The records below are to be copied word for word, with every picture left out.
= = = = = = =
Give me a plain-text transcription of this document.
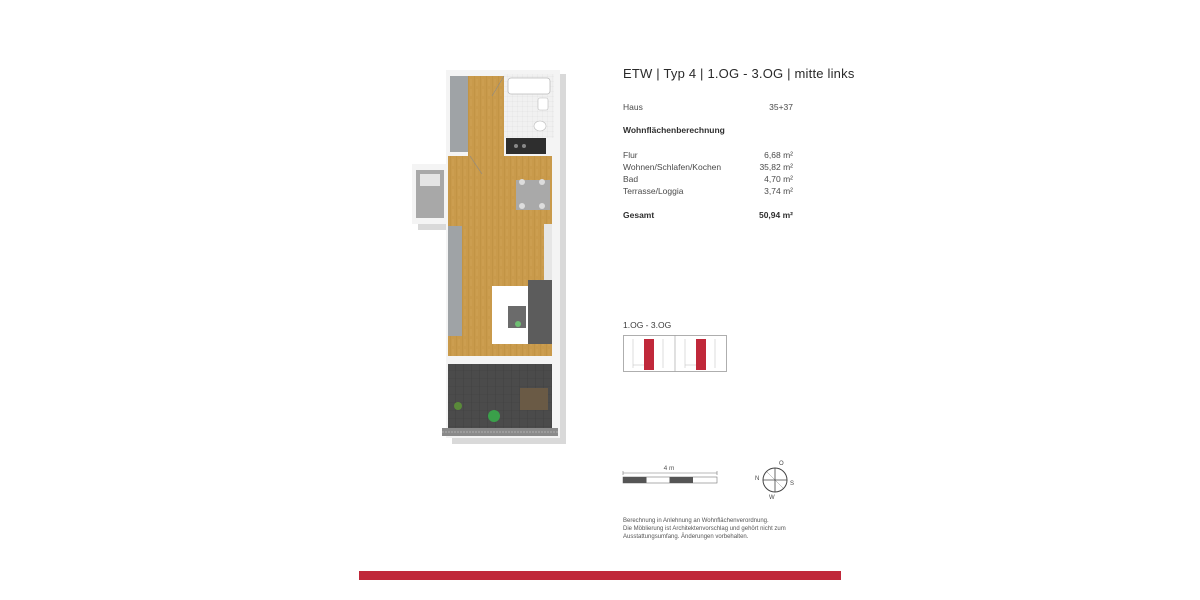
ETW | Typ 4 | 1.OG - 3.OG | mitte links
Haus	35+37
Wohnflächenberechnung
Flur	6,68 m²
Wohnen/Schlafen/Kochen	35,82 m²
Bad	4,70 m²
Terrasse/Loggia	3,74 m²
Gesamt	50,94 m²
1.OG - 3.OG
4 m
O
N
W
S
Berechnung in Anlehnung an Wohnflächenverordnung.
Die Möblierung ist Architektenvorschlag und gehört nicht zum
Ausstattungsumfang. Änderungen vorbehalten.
= = = = = = =
▶ [THE REPLY]:
Give me a plain-text transcription of this document.
ETW | Typ 4 | 1.OG - 3.OG | mitte links
Haus	35+37
Wohnflächenberechnung
Flur	6,68 m²
Wohnen/Schlafen/Kochen	35,82 m²
Bad	4,70 m²
Terrasse/Loggia	3,74 m²
Gesamt	50,94 m²
1.OG - 3.OG
4 m
O
N
W
S
Berechnung in Anlehnung an Wohnflächenverordnung.
Die Möblierung ist Architektenvorschlag und gehört nicht zum
Ausstattungsumfang. Änderungen vorbehalten.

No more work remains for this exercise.